* _What is being asked_
Repeat the records exactly. Every line must match.
### Data provided ###
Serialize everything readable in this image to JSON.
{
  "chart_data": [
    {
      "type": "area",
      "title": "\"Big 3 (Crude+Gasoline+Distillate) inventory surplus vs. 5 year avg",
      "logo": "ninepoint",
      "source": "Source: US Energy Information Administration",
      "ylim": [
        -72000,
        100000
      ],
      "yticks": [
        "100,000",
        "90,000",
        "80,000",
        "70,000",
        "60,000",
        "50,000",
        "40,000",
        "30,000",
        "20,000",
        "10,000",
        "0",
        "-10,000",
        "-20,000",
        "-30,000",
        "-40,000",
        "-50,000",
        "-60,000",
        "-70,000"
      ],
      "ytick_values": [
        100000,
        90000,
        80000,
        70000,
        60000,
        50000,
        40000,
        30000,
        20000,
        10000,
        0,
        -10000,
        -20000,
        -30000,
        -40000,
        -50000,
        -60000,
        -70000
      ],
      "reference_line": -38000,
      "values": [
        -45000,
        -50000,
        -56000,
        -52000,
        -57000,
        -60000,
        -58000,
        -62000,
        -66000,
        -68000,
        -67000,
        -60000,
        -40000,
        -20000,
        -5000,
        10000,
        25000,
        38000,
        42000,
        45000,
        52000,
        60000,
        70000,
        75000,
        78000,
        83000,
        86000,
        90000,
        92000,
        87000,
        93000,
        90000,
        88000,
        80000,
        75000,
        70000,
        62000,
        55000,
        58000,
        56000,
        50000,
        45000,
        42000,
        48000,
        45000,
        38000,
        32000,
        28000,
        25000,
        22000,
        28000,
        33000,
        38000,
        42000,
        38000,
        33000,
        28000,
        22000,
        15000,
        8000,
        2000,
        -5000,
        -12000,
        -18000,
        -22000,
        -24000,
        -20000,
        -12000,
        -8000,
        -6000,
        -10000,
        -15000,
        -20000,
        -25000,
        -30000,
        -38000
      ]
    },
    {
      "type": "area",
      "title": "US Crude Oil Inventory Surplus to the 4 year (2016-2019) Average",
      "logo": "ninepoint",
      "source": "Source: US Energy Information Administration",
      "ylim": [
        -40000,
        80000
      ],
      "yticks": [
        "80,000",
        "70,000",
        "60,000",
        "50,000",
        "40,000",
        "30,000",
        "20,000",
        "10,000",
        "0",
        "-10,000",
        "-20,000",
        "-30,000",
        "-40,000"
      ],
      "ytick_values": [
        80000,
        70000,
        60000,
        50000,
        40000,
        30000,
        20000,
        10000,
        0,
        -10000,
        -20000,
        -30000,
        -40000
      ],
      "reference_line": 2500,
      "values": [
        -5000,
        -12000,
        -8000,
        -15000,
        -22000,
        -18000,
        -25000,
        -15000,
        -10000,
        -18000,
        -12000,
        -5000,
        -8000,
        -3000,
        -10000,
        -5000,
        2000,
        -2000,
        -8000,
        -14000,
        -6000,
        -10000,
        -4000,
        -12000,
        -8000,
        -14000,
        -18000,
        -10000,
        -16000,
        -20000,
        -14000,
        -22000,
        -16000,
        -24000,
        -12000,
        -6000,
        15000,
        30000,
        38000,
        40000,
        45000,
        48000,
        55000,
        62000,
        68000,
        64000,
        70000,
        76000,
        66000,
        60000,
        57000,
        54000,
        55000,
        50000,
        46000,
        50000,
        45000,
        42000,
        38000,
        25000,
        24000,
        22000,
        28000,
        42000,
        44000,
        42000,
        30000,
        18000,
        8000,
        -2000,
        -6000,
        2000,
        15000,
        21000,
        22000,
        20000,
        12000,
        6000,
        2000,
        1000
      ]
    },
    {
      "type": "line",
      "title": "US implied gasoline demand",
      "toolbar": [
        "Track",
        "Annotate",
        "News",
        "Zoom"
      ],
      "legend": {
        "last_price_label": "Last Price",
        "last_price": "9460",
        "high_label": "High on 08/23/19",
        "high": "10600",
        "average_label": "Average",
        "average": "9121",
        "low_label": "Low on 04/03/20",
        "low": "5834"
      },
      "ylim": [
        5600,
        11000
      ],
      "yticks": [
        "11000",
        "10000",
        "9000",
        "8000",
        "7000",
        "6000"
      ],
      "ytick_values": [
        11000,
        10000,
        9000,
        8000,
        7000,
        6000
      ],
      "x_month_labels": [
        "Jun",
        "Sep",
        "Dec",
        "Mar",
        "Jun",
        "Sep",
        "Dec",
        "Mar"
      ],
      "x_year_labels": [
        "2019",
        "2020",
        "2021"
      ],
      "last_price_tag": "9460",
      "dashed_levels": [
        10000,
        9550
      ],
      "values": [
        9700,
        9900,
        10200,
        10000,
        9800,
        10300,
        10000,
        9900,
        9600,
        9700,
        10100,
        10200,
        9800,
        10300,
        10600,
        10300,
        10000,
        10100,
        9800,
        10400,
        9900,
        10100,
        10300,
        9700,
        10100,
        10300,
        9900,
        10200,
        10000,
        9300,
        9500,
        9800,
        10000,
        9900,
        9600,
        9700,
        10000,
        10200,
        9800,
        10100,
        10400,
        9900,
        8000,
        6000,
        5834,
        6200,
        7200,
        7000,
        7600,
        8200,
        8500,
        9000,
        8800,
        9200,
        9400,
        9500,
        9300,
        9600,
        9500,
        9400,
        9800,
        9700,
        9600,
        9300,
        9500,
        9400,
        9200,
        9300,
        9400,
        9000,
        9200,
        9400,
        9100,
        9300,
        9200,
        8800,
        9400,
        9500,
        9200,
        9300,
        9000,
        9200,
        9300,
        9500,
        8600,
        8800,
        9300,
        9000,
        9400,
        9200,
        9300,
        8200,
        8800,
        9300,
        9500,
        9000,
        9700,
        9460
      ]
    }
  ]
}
###
* _The response_
Serialize everything readable in this image to JSON.
{
  "chart_data": [
    {
      "type": "area",
      "title": "\"Big 3 (Crude+Gasoline+Distillate) inventory surplus vs. 5 year avg",
      "logo": "ninepoint",
      "source": "Source: US Energy Information Administration",
      "ylim": [
        -72000,
        100000
      ],
      "yticks": [
        "100,000",
        "90,000",
        "80,000",
        "70,000",
        "60,000",
        "50,000",
        "40,000",
        "30,000",
        "20,000",
        "10,000",
        "0",
        "-10,000",
        "-20,000",
        "-30,000",
        "-40,000",
        "-50,000",
        "-60,000",
        "-70,000"
      ],
      "ytick_values": [
        100000,
        90000,
        80000,
        70000,
        60000,
        50000,
        40000,
        30000,
        20000,
        10000,
        0,
        -10000,
        -20000,
        -30000,
        -40000,
        -50000,
        -60000,
        -70000
      ],
      "reference_line": -38000,
      "values": [
        -45000,
        -50000,
        -56000,
        -52000,
        -57000,
        -60000,
        -58000,
        -62000,
        -66000,
        -68000,
        -67000,
        -60000,
        -40000,
        -20000,
        -5000,
        10000,
        25000,
        38000,
        42000,
        45000,
        52000,
        60000,
        70000,
        75000,
        78000,
        83000,
        86000,
        90000,
        92000,
        87000,
        93000,
        90000,
        88000,
        80000,
        75000,
        70000,
        62000,
        55000,
        58000,
        56000,
        50000,
        45000,
        42000,
        48000,
        45000,
        38000,
        32000,
        28000,
        25000,
        22000,
        28000,
        33000,
        38000,
        42000,
        38000,
        33000,
        28000,
        22000,
        15000,
        8000,
        2000,
        -5000,
        -12000,
        -18000,
        -22000,
        -24000,
        -20000,
        -12000,
        -8000,
        -6000,
        -10000,
        -15000,
        -20000,
        -25000,
        -30000,
        -38000
      ]
    },
    {
      "type": "area",
      "title": "US Crude Oil Inventory Surplus to the 4 year (2016-2019) Average",
      "logo": "ninepoint",
      "source": "Source: US Energy Information Administration",
      "ylim": [
        -40000,
        80000
      ],
      "yticks": [
        "80,000",
        "70,000",
        "60,000",
        "50,000",
        "40,000",
        "30,000",
        "20,000",
        "10,000",
        "0",
        "-10,000",
        "-20,000",
        "-30,000",
        "-40,000"
      ],
      "ytick_values": [
        80000,
        70000,
        60000,
        50000,
        40000,
        30000,
        20000,
        10000,
        0,
        -10000,
        -20000,
        -30000,
        -40000
      ],
      "reference_line": 2500,
      "values": [
        -5000,
        -12000,
        -8000,
        -15000,
        -22000,
        -18000,
        -25000,
        -15000,
        -10000,
        -18000,
        -12000,
        -5000,
        -8000,
        -3000,
        -10000,
        -5000,
        2000,
        -2000,
        -8000,
        -14000,
        -6000,
        -10000,
        -4000,
        -12000,
        -8000,
        -14000,
        -18000,
        -10000,
        -16000,
        -20000,
        -14000,
        -22000,
        -16000,
        -24000,
        -12000,
        -6000,
        15000,
        30000,
        38000,
        40000,
        45000,
        48000,
        55000,
        62000,
        68000,
        64000,
        70000,
        76000,
        66000,
        60000,
        57000,
        54000,
        55000,
        50000,
        46000,
        50000,
        45000,
        42000,
        38000,
        25000,
        24000,
        22000,
        28000,
        42000,
        44000,
        42000,
        30000,
        18000,
        8000,
        -2000,
        -6000,
        2000,
        15000,
        21000,
        22000,
        20000,
        12000,
        6000,
        2000,
        1000
      ]
    },
    {
      "type": "line",
      "title": "US implied gasoline demand",
      "toolbar": [
        "Track",
        "Annotate",
        "News",
        "Zoom"
      ],
      "legend": {
        "last_price_label": "Last Price",
        "last_price": "9460",
        "high_label": "High on 08/23/19",
        "high": "10600",
        "average_label": "Average",
        "average": "9121",
        "low_label": "Low on 04/03/20",
        "low": "5834"
      },
      "ylim": [
        5600,
        11000
      ],
      "yticks": [
        "11000",
        "10000",
        "9000",
        "8000",
        "7000",
        "6000"
      ],
      "ytick_values": [
        11000,
        10000,
        9000,
        8000,
        7000,
        6000
      ],
      "x_month_labels": [
        "Jun",
        "Sep",
        "Dec",
        "Mar",
        "Jun",
        "Sep",
        "Dec",
        "Mar"
      ],
      "x_year_labels": [
        "2019",
        "2020",
        "2021"
      ],
      "last_price_tag": "9460",
      "dashed_levels": [
        10000,
        9550
      ],
      "values": [
        9700,
        9900,
        10200,
        10000,
        9800,
        10300,
        10000,
        9900,
        9600,
        9700,
        10100,
        10200,
        9800,
        10300,
        10600,
        10300,
        10000,
        10100,
        9800,
        10400,
        9900,
        10100,
        10300,
        9700,
        10100,
        10300,
        9900,
        10200,
        10000,
        9300,
        9500,
        9800,
        10000,
        9900,
        9600,
        9700,
        10000,
        10200,
        9800,
        10100,
        10400,
        9900,
        8000,
        6000,
        5834,
        6200,
        7200,
        7000,
        7600,
        8200,
        8500,
        9000,
        8800,
        9200,
        9400,
        9500,
        9300,
        9600,
        9500,
        9400,
        9800,
        9700,
        9600,
        9300,
        9500,
        9400,
        9200,
        9300,
        9400,
        9000,
        9200,
        9400,
        9100,
        9300,
        9200,
        8800,
        9400,
        9500,
        9200,
        9300,
        9000,
        9200,
        9300,
        9500,
        8600,
        8800,
        9300,
        9000,
        9400,
        9200,
        9300,
        8200,
        8800,
        9300,
        9500,
        9000,
        9700,
        9460
      ]
    }
  ]
}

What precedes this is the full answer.